### PROBLEM TO SOLVE
Give the records back in full, exactly as they read.

### RECORDS FOR THIS EXERCISE
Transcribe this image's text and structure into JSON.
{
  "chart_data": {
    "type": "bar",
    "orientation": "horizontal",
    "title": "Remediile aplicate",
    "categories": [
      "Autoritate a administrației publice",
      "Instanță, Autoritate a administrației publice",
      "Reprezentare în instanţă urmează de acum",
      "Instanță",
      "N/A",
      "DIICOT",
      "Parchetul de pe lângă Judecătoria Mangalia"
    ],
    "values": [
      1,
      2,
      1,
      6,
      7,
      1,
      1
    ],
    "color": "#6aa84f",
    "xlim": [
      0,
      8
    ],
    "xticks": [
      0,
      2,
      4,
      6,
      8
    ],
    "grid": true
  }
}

### COMPLETED EXERCISE
Transcribe this image's text and structure into JSON.
{
  "chart_data": {
    "type": "bar",
    "orientation": "horizontal",
    "title": "Remediile aplicate",
    "categories": [
      "Autoritate a administrației publice",
      "Instanță, Autoritate a administrației publice",
      "Reprezentare în instanţă urmează de acum",
      "Instanță",
      "N/A",
      "DIICOT",
      "Parchetul de pe lângă Judecătoria Mangalia"
    ],
    "values": [
      1,
      2,
      1,
      6,
      7,
      1,
      1
    ],
    "color": "#6aa84f",
    "xlim": [
      0,
      8
    ],
    "xticks": [
      0,
      2,
      4,
      6,
      8
    ],
    "grid": true
  }
}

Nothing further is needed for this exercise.